• **THE PROBLEM**
From the entries below, say how many lines carry the word "GMYO", and give nothing but the number.

• **RECORDS TO USE**
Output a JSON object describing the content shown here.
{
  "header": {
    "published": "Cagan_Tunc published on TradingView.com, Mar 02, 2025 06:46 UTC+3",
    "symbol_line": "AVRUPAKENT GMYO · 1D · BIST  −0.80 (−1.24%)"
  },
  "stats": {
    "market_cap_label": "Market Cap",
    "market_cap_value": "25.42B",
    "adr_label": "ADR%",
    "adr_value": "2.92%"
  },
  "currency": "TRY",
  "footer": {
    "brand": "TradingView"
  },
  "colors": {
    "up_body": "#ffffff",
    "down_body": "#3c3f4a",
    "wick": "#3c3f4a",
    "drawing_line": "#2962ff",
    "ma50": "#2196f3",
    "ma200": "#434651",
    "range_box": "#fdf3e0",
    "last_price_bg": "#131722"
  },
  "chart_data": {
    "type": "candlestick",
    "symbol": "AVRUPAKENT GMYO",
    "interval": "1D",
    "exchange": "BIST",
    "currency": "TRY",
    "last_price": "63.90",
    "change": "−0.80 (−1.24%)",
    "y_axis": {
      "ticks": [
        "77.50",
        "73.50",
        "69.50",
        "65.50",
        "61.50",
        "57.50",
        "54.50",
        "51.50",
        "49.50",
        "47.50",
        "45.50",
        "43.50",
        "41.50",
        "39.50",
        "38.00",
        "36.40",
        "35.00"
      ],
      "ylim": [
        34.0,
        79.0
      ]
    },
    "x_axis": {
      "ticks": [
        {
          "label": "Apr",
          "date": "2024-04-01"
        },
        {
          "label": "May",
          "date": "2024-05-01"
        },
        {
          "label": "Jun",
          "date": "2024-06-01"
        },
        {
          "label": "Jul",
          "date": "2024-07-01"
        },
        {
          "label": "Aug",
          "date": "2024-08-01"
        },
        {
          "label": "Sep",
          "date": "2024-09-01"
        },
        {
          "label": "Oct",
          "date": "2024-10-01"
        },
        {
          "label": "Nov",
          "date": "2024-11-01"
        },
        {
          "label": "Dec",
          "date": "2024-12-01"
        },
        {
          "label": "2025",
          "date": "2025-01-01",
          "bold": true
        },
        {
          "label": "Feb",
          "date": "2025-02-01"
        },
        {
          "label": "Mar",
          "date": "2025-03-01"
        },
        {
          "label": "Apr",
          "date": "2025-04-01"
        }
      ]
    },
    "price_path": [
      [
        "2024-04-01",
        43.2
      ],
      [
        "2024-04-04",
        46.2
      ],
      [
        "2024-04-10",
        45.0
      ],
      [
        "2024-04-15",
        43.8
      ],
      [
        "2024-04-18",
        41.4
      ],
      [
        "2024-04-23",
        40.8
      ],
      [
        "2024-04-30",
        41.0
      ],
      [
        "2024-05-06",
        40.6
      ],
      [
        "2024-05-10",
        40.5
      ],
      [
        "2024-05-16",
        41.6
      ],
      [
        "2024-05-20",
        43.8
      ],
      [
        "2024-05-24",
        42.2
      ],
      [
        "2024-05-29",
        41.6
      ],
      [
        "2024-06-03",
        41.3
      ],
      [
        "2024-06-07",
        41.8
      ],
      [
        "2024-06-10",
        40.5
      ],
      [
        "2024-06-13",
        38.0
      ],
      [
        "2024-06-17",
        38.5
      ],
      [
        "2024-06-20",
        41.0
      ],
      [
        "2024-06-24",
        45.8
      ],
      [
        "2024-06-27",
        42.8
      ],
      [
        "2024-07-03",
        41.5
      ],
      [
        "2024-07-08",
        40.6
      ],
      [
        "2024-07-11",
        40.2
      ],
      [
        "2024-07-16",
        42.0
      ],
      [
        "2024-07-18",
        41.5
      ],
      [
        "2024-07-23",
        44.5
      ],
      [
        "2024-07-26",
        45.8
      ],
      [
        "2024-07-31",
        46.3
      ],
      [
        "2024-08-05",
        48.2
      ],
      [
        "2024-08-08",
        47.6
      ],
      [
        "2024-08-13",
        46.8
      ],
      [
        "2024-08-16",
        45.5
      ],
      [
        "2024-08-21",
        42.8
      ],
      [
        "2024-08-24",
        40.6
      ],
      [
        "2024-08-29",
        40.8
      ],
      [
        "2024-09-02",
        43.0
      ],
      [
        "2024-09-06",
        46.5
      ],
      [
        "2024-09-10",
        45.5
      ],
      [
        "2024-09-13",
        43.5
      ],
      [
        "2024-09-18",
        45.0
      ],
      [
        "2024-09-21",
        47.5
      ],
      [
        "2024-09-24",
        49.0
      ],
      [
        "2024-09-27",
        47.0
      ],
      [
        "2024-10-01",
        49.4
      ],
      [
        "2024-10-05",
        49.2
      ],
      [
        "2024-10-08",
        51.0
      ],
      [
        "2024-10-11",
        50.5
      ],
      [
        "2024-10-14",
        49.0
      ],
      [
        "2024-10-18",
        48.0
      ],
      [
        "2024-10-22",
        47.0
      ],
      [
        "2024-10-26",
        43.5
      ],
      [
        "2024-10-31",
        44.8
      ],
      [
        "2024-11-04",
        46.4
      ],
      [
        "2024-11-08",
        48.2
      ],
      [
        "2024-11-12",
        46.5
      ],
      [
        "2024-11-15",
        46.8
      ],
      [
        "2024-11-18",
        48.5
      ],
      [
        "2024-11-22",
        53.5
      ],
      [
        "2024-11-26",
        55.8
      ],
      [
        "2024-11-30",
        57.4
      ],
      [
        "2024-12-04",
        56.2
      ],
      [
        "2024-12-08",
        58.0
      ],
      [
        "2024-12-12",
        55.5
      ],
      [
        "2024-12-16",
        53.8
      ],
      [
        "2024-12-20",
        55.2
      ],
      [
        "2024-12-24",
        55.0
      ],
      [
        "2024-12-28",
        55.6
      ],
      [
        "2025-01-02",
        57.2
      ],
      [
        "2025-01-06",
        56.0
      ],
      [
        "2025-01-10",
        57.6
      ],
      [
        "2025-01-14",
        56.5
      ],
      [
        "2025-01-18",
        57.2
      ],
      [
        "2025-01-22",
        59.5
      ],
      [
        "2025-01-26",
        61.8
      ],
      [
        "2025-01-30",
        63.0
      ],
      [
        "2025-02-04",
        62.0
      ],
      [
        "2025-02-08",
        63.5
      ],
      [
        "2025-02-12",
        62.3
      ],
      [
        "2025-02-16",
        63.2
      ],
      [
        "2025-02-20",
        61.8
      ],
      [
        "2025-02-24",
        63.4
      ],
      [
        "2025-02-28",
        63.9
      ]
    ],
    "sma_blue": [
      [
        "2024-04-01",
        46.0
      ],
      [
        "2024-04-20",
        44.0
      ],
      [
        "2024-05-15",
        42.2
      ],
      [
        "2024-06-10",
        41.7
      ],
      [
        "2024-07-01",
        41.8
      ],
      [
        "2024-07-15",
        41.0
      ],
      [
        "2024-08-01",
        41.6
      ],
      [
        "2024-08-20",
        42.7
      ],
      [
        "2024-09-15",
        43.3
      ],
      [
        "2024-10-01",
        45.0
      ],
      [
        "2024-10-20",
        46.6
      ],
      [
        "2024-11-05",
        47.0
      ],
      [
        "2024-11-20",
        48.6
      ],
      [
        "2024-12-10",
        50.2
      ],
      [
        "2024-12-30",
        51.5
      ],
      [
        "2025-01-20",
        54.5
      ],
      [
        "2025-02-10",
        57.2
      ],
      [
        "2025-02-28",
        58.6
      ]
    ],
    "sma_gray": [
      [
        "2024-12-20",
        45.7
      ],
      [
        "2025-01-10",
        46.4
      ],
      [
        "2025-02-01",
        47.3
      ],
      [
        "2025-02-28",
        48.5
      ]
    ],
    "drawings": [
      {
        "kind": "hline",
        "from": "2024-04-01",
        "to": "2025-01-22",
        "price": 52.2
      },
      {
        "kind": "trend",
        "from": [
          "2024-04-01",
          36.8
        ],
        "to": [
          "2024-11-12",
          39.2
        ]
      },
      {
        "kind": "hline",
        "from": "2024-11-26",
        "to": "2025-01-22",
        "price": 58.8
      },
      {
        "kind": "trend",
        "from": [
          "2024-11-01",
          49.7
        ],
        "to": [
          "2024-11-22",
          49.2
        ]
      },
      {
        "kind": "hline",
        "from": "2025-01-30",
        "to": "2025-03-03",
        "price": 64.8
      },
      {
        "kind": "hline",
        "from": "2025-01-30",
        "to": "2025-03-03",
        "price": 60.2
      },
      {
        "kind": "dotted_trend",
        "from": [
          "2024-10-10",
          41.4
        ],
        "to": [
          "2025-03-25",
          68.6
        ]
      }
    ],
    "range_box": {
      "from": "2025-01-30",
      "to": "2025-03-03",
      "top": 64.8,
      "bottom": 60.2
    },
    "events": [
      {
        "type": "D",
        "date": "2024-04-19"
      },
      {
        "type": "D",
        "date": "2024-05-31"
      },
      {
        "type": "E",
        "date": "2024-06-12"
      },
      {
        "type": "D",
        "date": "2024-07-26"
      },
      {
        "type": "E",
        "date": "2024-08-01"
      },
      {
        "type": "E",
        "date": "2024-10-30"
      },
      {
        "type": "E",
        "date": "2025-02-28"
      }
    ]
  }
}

• **FINAL RESULT**
2